Brief
Copy, from the entries below, each line where the word "this" can be found.

Extracted data entries
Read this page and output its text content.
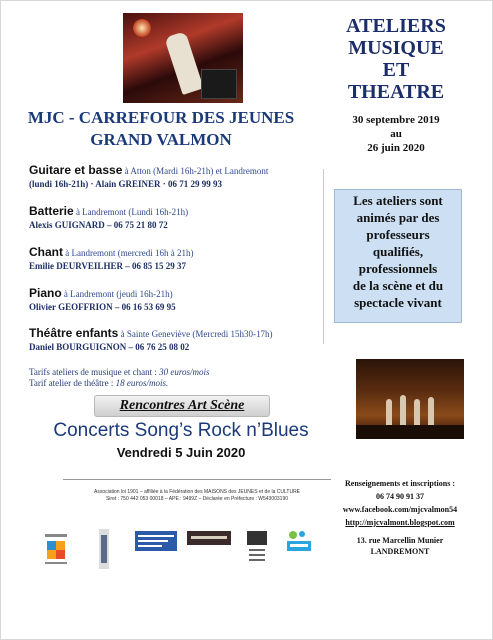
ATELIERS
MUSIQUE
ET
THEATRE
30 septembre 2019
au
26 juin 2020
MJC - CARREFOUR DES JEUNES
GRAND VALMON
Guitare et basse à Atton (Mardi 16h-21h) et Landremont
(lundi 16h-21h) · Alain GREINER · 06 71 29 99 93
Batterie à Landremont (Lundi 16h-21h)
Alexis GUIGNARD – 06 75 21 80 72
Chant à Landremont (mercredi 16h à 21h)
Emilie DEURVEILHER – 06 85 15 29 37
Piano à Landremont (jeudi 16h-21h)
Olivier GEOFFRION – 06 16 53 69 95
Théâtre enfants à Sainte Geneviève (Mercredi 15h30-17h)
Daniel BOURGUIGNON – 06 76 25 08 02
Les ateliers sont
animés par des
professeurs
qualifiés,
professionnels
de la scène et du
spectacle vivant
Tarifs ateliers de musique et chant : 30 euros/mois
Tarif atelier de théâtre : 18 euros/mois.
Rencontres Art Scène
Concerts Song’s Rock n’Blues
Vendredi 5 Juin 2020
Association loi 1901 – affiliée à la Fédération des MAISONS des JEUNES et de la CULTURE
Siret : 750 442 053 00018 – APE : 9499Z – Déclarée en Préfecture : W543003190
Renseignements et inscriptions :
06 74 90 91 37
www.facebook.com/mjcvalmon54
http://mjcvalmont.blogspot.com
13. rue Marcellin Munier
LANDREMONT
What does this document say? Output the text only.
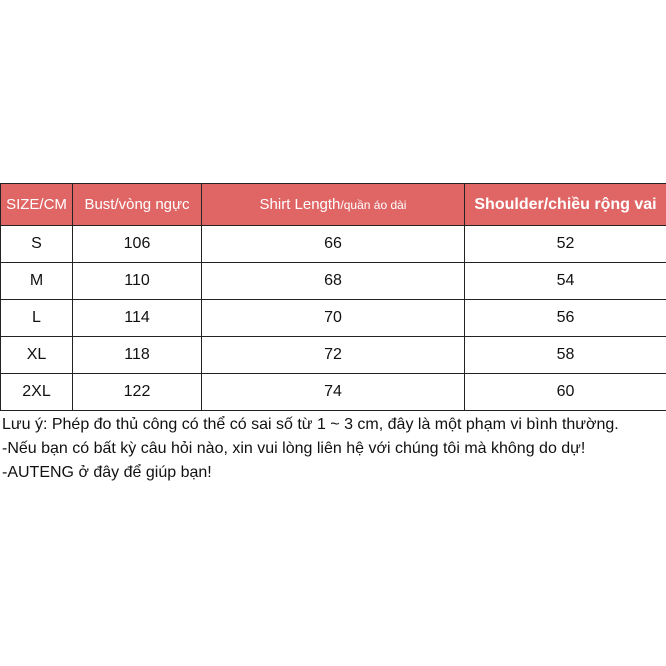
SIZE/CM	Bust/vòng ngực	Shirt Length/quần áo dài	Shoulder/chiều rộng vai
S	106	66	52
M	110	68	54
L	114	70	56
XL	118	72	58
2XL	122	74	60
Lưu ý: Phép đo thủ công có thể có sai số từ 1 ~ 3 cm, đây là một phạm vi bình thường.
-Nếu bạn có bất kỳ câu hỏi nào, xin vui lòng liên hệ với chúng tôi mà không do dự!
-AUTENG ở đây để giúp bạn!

--

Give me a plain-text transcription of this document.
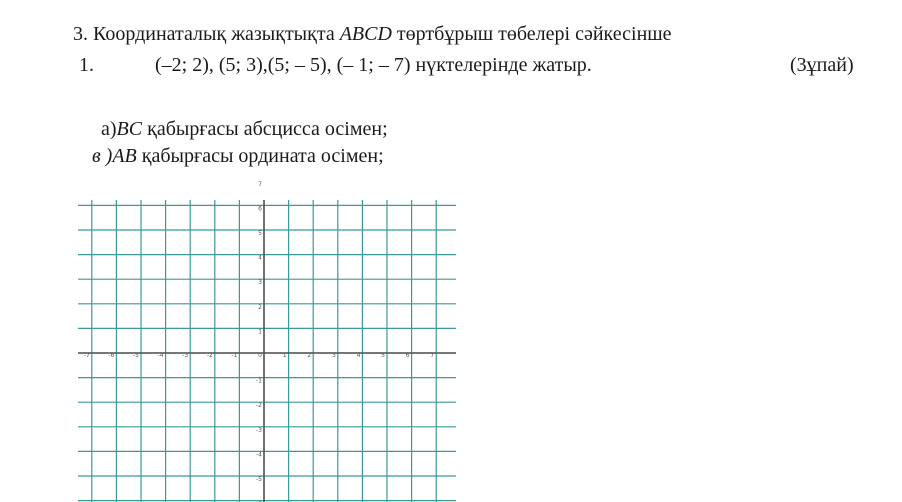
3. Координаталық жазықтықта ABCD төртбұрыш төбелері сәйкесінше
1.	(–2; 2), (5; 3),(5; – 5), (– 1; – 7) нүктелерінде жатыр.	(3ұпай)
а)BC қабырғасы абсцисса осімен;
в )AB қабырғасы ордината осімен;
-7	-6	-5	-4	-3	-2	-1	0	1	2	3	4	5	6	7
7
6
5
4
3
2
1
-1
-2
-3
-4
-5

Complete answer
Read this page and output its text content.
What does this document say? Output the text only.
Give me a plain-text transcription of this document.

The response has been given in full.